-- Start STORED RECORDS --

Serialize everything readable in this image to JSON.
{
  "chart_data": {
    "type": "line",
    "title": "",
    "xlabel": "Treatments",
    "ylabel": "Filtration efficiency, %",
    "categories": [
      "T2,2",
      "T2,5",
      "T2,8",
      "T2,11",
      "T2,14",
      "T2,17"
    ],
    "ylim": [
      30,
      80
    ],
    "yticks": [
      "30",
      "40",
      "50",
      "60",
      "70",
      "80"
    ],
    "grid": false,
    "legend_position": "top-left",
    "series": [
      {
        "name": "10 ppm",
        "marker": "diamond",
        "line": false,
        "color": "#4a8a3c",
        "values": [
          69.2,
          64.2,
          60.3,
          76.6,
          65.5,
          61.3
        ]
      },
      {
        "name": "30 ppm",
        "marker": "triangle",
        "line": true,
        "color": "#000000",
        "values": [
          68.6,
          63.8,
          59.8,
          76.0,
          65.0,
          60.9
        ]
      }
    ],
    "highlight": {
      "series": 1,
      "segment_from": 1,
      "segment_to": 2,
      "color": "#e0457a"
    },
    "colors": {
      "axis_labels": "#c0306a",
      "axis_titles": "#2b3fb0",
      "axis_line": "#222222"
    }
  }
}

-- End STORED RECORDS --

- **INSTRUCTIONS TO FOLLOW**: The lines above should be duplicated exactly.

- **TASK OUTPUT**:
Serialize everything readable in this image to JSON.
{
  "chart_data": {
    "type": "line",
    "title": "",
    "xlabel": "Treatments",
    "ylabel": "Filtration efficiency, %",
    "categories": [
      "T2,2",
      "T2,5",
      "T2,8",
      "T2,11",
      "T2,14",
      "T2,17"
    ],
    "ylim": [
      30,
      80
    ],
    "yticks": [
      "30",
      "40",
      "50",
      "60",
      "70",
      "80"
    ],
    "grid": false,
    "legend_position": "top-left",
    "series": [
      {
        "name": "10 ppm",
        "marker": "diamond",
        "line": false,
        "color": "#4a8a3c",
        "values": [
          69.2,
          64.2,
          60.3,
          76.6,
          65.5,
          61.3
        ]
      },
      {
        "name": "30 ppm",
        "marker": "triangle",
        "line": true,
        "color": "#000000",
        "values": [
          68.6,
          63.8,
          59.8,
          76.0,
          65.0,
          60.9
        ]
      }
    ],
    "highlight": {
      "series": 1,
      "segment_from": 1,
      "segment_to": 2,
      "color": "#e0457a"
    },
    "colors": {
      "axis_labels": "#c0306a",
      "axis_titles": "#2b3fb0",
      "axis_line": "#222222"
    }
  }
}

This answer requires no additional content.